#### [WRITTEN TASK]
Looking through the listing, how many of its lines hold the word "value"? Answer with only the number.

#### [DATASET EXTRACT]
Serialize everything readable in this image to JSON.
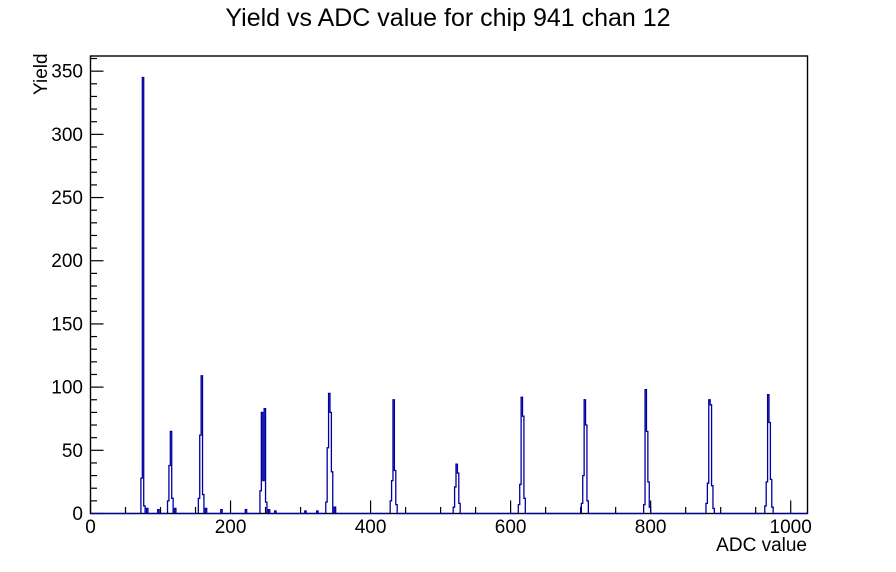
{
  "window": {
    "background_color": "#ffffff"
  },
  "chart_data": {
    "type": "bar",
    "subtype": "root-style step histogram",
    "title": "Yield vs ADC value for chip 941 chan 12",
    "xlabel": "ADC value",
    "ylabel": "Yield",
    "xlim": [
      0,
      1024
    ],
    "ylim": [
      0,
      362
    ],
    "x_major_ticks": [
      0,
      200,
      400,
      600,
      800,
      1000
    ],
    "x_minor_step": 50,
    "y_major_ticks": [
      0,
      50,
      100,
      150,
      200,
      250,
      300,
      350
    ],
    "y_minor_step": 10,
    "grid": false,
    "legend": "none",
    "line_color": "#0000a0",
    "axis_color": "#000000",
    "bin_half_width": 1,
    "peaks": [
      {
        "adc": 75,
        "yield": 345
      },
      {
        "adc": 115,
        "yield": 65
      },
      {
        "adc": 159,
        "yield": 109
      },
      {
        "adc": 249,
        "yield": 83
      },
      {
        "adc": 341,
        "yield": 95
      },
      {
        "adc": 433,
        "yield": 90
      },
      {
        "adc": 523,
        "yield": 39
      },
      {
        "adc": 616,
        "yield": 92
      },
      {
        "adc": 706,
        "yield": 90
      },
      {
        "adc": 793,
        "yield": 98
      },
      {
        "adc": 884,
        "yield": 90
      },
      {
        "adc": 968,
        "yield": 94
      }
    ],
    "bins": [
      [
        73,
        28
      ],
      [
        75,
        345
      ],
      [
        77,
        6
      ],
      [
        81,
        4
      ],
      [
        97,
        3
      ],
      [
        111,
        10
      ],
      [
        113,
        38
      ],
      [
        115,
        65
      ],
      [
        117,
        12
      ],
      [
        121,
        4
      ],
      [
        155,
        12
      ],
      [
        157,
        62
      ],
      [
        159,
        109
      ],
      [
        161,
        15
      ],
      [
        165,
        4
      ],
      [
        187,
        3
      ],
      [
        222,
        3
      ],
      [
        243,
        18
      ],
      [
        245,
        80
      ],
      [
        247,
        26
      ],
      [
        249,
        83
      ],
      [
        251,
        9
      ],
      [
        255,
        3
      ],
      [
        264,
        2
      ],
      [
        307,
        2
      ],
      [
        324,
        2
      ],
      [
        337,
        9
      ],
      [
        339,
        52
      ],
      [
        341,
        95
      ],
      [
        343,
        80
      ],
      [
        345,
        33
      ],
      [
        349,
        5
      ],
      [
        429,
        10
      ],
      [
        431,
        26
      ],
      [
        433,
        90
      ],
      [
        435,
        34
      ],
      [
        437,
        7
      ],
      [
        519,
        5
      ],
      [
        521,
        21
      ],
      [
        523,
        39
      ],
      [
        525,
        32
      ],
      [
        527,
        8
      ],
      [
        612,
        7
      ],
      [
        614,
        23
      ],
      [
        616,
        92
      ],
      [
        618,
        77
      ],
      [
        620,
        12
      ],
      [
        702,
        8
      ],
      [
        704,
        30
      ],
      [
        706,
        90
      ],
      [
        708,
        70
      ],
      [
        710,
        10
      ],
      [
        791,
        7
      ],
      [
        793,
        98
      ],
      [
        795,
        65
      ],
      [
        797,
        25
      ],
      [
        799,
        5
      ],
      [
        880,
        8
      ],
      [
        882,
        24
      ],
      [
        884,
        90
      ],
      [
        886,
        86
      ],
      [
        888,
        22
      ],
      [
        890,
        4
      ],
      [
        964,
        6
      ],
      [
        966,
        25
      ],
      [
        968,
        94
      ],
      [
        970,
        72
      ],
      [
        972,
        27
      ],
      [
        974,
        5
      ]
    ]
  }
}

#### [THE OUTPUT]
2